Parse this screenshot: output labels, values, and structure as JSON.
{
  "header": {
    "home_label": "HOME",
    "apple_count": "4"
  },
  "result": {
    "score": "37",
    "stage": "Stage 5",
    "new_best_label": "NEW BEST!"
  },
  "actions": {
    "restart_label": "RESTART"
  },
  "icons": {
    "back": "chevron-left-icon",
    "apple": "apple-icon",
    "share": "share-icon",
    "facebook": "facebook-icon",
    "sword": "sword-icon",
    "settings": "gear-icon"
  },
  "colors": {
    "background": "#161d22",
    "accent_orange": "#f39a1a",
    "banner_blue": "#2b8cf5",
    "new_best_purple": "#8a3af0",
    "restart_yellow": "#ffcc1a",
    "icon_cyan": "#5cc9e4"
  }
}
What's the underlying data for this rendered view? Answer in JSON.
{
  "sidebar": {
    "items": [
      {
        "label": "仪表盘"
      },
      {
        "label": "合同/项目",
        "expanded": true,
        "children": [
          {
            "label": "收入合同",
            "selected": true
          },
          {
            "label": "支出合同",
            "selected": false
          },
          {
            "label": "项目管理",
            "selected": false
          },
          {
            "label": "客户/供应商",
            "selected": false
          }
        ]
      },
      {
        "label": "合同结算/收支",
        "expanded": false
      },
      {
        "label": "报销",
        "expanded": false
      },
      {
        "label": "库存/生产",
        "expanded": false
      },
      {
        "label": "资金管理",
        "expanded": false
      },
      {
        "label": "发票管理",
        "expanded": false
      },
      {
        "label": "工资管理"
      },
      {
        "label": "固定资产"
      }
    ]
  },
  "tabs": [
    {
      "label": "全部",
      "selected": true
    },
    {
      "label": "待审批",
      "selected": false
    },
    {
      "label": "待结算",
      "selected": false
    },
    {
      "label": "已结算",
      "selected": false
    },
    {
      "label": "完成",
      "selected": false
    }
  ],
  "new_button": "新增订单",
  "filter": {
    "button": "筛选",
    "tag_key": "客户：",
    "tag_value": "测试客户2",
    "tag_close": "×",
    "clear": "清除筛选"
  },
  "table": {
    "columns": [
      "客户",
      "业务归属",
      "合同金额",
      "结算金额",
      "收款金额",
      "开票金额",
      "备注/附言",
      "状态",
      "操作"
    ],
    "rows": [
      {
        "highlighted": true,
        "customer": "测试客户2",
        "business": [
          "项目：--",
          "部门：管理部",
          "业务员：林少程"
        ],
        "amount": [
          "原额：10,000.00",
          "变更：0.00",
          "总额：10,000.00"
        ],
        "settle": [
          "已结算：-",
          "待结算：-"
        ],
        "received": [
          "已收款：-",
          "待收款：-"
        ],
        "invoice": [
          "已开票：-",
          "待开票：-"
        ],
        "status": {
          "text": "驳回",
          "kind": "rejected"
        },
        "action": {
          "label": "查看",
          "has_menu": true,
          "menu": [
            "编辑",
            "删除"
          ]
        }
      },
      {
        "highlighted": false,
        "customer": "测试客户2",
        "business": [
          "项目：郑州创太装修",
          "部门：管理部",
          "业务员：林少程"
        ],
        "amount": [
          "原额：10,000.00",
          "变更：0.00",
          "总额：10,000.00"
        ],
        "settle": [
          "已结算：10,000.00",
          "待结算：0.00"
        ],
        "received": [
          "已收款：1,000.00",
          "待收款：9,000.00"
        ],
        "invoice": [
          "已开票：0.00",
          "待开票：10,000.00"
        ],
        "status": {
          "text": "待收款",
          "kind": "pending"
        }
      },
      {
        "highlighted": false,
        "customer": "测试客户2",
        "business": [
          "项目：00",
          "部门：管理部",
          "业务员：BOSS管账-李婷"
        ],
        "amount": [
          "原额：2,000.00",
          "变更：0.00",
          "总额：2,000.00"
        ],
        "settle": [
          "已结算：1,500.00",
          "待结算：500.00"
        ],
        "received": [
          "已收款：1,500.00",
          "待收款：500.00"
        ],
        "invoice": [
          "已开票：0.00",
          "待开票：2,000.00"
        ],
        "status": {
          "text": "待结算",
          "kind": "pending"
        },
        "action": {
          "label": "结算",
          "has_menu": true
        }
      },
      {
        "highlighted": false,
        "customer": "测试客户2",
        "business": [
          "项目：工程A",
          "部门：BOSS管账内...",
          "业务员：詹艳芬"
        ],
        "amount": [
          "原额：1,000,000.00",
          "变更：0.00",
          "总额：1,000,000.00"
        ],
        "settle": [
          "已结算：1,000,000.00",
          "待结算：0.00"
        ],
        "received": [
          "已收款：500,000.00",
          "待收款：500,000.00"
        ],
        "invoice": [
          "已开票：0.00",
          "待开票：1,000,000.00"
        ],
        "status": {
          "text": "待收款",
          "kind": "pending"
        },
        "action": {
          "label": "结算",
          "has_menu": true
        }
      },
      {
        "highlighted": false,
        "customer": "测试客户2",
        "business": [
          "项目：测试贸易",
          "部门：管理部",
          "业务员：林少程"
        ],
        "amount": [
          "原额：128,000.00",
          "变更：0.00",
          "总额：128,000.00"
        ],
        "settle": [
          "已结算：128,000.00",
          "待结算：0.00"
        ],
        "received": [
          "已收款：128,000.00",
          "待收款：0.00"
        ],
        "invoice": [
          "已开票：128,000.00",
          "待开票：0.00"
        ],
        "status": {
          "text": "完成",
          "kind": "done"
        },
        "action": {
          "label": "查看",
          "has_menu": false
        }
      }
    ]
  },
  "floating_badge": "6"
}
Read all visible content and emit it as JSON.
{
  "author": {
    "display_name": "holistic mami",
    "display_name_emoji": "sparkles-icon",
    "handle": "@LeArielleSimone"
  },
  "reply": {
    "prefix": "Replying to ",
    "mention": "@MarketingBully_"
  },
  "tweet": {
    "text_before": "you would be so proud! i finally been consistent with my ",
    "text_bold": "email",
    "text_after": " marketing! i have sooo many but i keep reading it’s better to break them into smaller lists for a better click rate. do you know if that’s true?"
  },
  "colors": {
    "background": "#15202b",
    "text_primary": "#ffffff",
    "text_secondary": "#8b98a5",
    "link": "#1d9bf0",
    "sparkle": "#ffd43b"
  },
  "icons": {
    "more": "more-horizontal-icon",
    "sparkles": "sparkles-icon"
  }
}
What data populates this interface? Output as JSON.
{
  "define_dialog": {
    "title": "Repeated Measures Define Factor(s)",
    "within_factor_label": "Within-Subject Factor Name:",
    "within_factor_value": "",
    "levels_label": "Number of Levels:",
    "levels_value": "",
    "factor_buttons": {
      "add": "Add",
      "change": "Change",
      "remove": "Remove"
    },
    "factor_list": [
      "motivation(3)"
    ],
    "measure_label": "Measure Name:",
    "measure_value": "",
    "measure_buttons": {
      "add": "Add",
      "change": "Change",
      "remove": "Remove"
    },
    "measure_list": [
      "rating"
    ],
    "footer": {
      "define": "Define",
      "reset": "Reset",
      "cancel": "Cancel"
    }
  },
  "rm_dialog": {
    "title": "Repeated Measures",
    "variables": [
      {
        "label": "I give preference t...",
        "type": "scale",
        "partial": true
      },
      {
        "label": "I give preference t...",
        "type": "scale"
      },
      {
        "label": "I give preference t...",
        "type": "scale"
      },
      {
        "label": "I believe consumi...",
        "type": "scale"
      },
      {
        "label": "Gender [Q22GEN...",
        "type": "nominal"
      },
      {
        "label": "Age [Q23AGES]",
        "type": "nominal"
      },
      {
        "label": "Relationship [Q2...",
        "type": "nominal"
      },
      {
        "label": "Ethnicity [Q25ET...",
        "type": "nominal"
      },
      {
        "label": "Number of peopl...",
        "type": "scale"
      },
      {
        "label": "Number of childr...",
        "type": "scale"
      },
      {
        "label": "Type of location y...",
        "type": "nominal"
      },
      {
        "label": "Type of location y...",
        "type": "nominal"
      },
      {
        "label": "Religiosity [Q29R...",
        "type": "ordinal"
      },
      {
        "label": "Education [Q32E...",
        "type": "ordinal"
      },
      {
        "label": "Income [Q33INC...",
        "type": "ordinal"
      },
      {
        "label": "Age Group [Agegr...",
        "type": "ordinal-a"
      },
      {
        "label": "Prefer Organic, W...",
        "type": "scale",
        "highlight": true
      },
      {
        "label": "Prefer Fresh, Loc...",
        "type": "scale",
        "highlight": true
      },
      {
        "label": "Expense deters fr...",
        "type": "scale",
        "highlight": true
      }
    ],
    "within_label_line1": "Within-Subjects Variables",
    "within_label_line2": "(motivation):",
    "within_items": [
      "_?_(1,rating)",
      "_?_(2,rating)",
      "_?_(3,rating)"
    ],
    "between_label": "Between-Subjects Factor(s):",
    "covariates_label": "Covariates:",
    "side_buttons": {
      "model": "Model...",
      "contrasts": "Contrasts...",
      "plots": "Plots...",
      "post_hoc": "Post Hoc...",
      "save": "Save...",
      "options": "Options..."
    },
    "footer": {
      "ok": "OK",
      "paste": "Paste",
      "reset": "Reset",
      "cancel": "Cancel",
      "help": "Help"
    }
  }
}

================================

Aim of the exercise
Gather, from the listing above, every line carrying the word "Measures".

Response to this exercise
    "title": "Repeated Measures Define Factor(s)",
    "title": "Repeated Measures",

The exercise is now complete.